# Exercise task
Give every entry again, word for word and in full.

# Supplied records
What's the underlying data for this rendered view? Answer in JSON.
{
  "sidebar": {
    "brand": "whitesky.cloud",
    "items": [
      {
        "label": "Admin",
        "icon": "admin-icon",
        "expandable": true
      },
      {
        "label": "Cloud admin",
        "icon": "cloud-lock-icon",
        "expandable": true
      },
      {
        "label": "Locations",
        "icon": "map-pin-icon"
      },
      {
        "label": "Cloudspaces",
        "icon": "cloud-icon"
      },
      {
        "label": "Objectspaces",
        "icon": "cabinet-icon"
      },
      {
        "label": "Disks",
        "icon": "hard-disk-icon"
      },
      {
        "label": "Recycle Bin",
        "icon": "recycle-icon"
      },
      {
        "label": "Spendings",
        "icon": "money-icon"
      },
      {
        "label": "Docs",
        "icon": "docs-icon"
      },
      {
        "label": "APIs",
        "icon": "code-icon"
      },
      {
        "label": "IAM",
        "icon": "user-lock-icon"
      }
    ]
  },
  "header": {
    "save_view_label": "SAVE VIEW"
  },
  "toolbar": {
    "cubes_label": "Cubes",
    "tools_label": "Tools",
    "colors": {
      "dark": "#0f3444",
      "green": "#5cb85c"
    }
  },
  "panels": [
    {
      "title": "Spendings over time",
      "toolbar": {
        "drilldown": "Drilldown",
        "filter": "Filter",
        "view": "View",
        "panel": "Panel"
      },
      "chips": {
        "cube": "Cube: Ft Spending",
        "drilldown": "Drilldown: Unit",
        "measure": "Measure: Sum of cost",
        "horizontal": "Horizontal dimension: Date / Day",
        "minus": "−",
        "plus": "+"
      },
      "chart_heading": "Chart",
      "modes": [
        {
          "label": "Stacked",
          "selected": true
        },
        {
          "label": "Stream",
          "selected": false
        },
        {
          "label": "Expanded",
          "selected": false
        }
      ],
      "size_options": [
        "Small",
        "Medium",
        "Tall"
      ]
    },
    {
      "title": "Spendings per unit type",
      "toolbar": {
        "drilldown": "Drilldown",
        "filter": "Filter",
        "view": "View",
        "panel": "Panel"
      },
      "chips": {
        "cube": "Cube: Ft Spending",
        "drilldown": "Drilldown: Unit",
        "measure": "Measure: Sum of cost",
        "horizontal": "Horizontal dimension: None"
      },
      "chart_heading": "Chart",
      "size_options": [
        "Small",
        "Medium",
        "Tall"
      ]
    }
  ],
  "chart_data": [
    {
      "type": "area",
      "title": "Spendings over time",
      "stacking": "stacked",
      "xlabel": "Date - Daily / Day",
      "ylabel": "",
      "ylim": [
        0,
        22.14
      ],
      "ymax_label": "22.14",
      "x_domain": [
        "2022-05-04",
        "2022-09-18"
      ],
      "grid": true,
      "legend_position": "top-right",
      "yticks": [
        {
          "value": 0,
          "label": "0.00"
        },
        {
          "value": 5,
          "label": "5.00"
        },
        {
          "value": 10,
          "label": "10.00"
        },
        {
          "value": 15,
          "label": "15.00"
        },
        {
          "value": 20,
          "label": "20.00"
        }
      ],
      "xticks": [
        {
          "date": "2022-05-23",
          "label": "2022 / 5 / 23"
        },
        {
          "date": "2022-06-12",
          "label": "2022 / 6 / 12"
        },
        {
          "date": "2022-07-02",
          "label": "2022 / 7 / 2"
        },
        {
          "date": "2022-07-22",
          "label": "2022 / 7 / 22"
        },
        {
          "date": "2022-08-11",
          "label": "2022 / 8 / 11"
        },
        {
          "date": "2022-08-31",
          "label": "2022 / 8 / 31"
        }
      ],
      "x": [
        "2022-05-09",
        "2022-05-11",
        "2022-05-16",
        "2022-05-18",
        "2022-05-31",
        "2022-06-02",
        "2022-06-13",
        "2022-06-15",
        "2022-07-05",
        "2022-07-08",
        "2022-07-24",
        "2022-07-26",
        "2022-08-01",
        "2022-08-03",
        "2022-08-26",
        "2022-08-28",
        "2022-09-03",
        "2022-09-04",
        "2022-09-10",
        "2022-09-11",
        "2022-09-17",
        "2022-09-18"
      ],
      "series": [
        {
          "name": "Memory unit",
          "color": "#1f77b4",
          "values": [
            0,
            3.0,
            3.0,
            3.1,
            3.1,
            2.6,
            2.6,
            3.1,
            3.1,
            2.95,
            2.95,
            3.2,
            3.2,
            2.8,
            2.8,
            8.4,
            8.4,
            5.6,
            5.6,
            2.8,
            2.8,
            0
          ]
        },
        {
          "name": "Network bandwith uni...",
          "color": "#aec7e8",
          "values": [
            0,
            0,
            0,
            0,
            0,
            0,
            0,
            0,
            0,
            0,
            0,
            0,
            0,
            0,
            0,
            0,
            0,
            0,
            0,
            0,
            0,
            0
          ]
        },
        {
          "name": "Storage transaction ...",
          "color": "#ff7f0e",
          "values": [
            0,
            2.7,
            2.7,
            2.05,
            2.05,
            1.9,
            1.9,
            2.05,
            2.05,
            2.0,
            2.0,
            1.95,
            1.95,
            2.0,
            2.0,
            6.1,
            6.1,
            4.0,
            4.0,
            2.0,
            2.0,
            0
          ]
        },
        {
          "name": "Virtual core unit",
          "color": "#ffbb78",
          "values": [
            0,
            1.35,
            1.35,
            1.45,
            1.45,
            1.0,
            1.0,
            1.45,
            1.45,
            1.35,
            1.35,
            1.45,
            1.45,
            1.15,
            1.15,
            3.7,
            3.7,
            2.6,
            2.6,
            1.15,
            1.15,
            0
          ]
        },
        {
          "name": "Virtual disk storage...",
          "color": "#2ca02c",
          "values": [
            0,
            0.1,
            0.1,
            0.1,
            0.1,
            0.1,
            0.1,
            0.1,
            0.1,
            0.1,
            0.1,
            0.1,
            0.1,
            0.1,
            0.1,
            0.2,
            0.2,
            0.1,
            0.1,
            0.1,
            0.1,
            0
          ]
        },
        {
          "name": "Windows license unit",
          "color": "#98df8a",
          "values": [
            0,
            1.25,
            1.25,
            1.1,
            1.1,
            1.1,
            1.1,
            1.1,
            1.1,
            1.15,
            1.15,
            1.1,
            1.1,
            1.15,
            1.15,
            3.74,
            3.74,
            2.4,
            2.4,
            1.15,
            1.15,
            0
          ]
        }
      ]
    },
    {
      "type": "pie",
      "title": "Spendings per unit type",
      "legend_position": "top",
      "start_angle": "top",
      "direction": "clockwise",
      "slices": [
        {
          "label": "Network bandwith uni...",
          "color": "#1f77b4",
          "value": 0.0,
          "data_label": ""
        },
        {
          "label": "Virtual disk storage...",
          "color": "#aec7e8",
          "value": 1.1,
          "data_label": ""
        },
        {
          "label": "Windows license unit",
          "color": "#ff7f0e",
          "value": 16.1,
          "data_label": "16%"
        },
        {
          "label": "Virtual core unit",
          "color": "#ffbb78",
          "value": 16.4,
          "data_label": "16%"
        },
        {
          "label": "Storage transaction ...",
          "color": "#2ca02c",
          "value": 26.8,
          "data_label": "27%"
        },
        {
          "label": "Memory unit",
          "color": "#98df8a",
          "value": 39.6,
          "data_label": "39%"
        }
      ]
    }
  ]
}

# Result
What's the underlying data for this rendered view? Answer in JSON.
{
  "sidebar": {
    "brand": "whitesky.cloud",
    "items": [
      {
        "label": "Admin",
        "icon": "admin-icon",
        "expandable": true
      },
      {
        "label": "Cloud admin",
        "icon": "cloud-lock-icon",
        "expandable": true
      },
      {
        "label": "Locations",
        "icon": "map-pin-icon"
      },
      {
        "label": "Cloudspaces",
        "icon": "cloud-icon"
      },
      {
        "label": "Objectspaces",
        "icon": "cabinet-icon"
      },
      {
        "label": "Disks",
        "icon": "hard-disk-icon"
      },
      {
        "label": "Recycle Bin",
        "icon": "recycle-icon"
      },
      {
        "label": "Spendings",
        "icon": "money-icon"
      },
      {
        "label": "Docs",
        "icon": "docs-icon"
      },
      {
        "label": "APIs",
        "icon": "code-icon"
      },
      {
        "label": "IAM",
        "icon": "user-lock-icon"
      }
    ]
  },
  "header": {
    "save_view_label": "SAVE VIEW"
  },
  "toolbar": {
    "cubes_label": "Cubes",
    "tools_label": "Tools",
    "colors": {
      "dark": "#0f3444",
      "green": "#5cb85c"
    }
  },
  "panels": [
    {
      "title": "Spendings over time",
      "toolbar": {
        "drilldown": "Drilldown",
        "filter": "Filter",
        "view": "View",
        "panel": "Panel"
      },
      "chips": {
        "cube": "Cube: Ft Spending",
        "drilldown": "Drilldown: Unit",
        "measure": "Measure: Sum of cost",
        "horizontal": "Horizontal dimension: Date / Day",
        "minus": "−",
        "plus": "+"
      },
      "chart_heading": "Chart",
      "modes": [
        {
          "label": "Stacked",
          "selected": true
        },
        {
          "label": "Stream",
          "selected": false
        },
        {
          "label": "Expanded",
          "selected": false
        }
      ],
      "size_options": [
        "Small",
        "Medium",
        "Tall"
      ]
    },
    {
      "title": "Spendings per unit type",
      "toolbar": {
        "drilldown": "Drilldown",
        "filter": "Filter",
        "view": "View",
        "panel": "Panel"
      },
      "chips": {
        "cube": "Cube: Ft Spending",
        "drilldown": "Drilldown: Unit",
        "measure": "Measure: Sum of cost",
        "horizontal": "Horizontal dimension: None"
      },
      "chart_heading": "Chart",
      "size_options": [
        "Small",
        "Medium",
        "Tall"
      ]
    }
  ],
  "chart_data": [
    {
      "type": "area",
      "title": "Spendings over time",
      "stacking": "stacked",
      "xlabel": "Date - Daily / Day",
      "ylabel": "",
      "ylim": [
        0,
        22.14
      ],
      "ymax_label": "22.14",
      "x_domain": [
        "2022-05-04",
        "2022-09-18"
      ],
      "grid": true,
      "legend_position": "top-right",
      "yticks": [
        {
          "value": 0,
          "label": "0.00"
        },
        {
          "value": 5,
          "label": "5.00"
        },
        {
          "value": 10,
          "label": "10.00"
        },
        {
          "value": 15,
          "label": "15.00"
        },
        {
          "value": 20,
          "label": "20.00"
        }
      ],
      "xticks": [
        {
          "date": "2022-05-23",
          "label": "2022 / 5 / 23"
        },
        {
          "date": "2022-06-12",
          "label": "2022 / 6 / 12"
        },
        {
          "date": "2022-07-02",
          "label": "2022 / 7 / 2"
        },
        {
          "date": "2022-07-22",
          "label": "2022 / 7 / 22"
        },
        {
          "date": "2022-08-11",
          "label": "2022 / 8 / 11"
        },
        {
          "date": "2022-08-31",
          "label": "2022 / 8 / 31"
        }
      ],
      "x": [
        "2022-05-09",
        "2022-05-11",
        "2022-05-16",
        "2022-05-18",
        "2022-05-31",
        "2022-06-02",
        "2022-06-13",
        "2022-06-15",
        "2022-07-05",
        "2022-07-08",
        "2022-07-24",
        "2022-07-26",
        "2022-08-01",
        "2022-08-03",
        "2022-08-26",
        "2022-08-28",
        "2022-09-03",
        "2022-09-04",
        "2022-09-10",
        "2022-09-11",
        "2022-09-17",
        "2022-09-18"
      ],
      "series": [
        {
          "name": "Memory unit",
          "color": "#1f77b4",
          "values": [
            0,
            3.0,
            3.0,
            3.1,
            3.1,
            2.6,
            2.6,
            3.1,
            3.1,
            2.95,
            2.95,
            3.2,
            3.2,
            2.8,
            2.8,
            8.4,
            8.4,
            5.6,
            5.6,
            2.8,
            2.8,
            0
          ]
        },
        {
          "name": "Network bandwith uni...",
          "color": "#aec7e8",
          "values": [
            0,
            0,
            0,
            0,
            0,
            0,
            0,
            0,
            0,
            0,
            0,
            0,
            0,
            0,
            0,
            0,
            0,
            0,
            0,
            0,
            0,
            0
          ]
        },
        {
          "name": "Storage transaction ...",
          "color": "#ff7f0e",
          "values": [
            0,
            2.7,
            2.7,
            2.05,
            2.05,
            1.9,
            1.9,
            2.05,
            2.05,
            2.0,
            2.0,
            1.95,
            1.95,
            2.0,
            2.0,
            6.1,
            6.1,
            4.0,
            4.0,
            2.0,
            2.0,
            0
          ]
        },
        {
          "name": "Virtual core unit",
          "color": "#ffbb78",
          "values": [
            0,
            1.35,
            1.35,
            1.45,
            1.45,
            1.0,
            1.0,
            1.45,
            1.45,
            1.35,
            1.35,
            1.45,
            1.45,
            1.15,
            1.15,
            3.7,
            3.7,
            2.6,
            2.6,
            1.15,
            1.15,
            0
          ]
        },
        {
          "name": "Virtual disk storage...",
          "color": "#2ca02c",
          "values": [
            0,
            0.1,
            0.1,
            0.1,
            0.1,
            0.1,
            0.1,
            0.1,
            0.1,
            0.1,
            0.1,
            0.1,
            0.1,
            0.1,
            0.1,
            0.2,
            0.2,
            0.1,
            0.1,
            0.1,
            0.1,
            0
          ]
        },
        {
          "name": "Windows license unit",
          "color": "#98df8a",
          "values": [
            0,
            1.25,
            1.25,
            1.1,
            1.1,
            1.1,
            1.1,
            1.1,
            1.1,
            1.15,
            1.15,
            1.1,
            1.1,
            1.15,
            1.15,
            3.74,
            3.74,
            2.4,
            2.4,
            1.15,
            1.15,
            0
          ]
        }
      ]
    },
    {
      "type": "pie",
      "title": "Spendings per unit type",
      "legend_position": "top",
      "start_angle": "top",
      "direction": "clockwise",
      "slices": [
        {
          "label": "Network bandwith uni...",
          "color": "#1f77b4",
          "value": 0.0,
          "data_label": ""
        },
        {
          "label": "Virtual disk storage...",
          "color": "#aec7e8",
          "value": 1.1,
          "data_label": ""
        },
        {
          "label": "Windows license unit",
          "color": "#ff7f0e",
          "value": 16.1,
          "data_label": "16%"
        },
        {
          "label": "Virtual core unit",
          "color": "#ffbb78",
          "value": 16.4,
          "data_label": "16%"
        },
        {
          "label": "Storage transaction ...",
          "color": "#2ca02c",
          "value": 26.8,
          "data_label": "27%"
        },
        {
          "label": "Memory unit",
          "color": "#98df8a",
          "value": 39.6,
          "data_label": "39%"
        }
      ]
    }
  ]
}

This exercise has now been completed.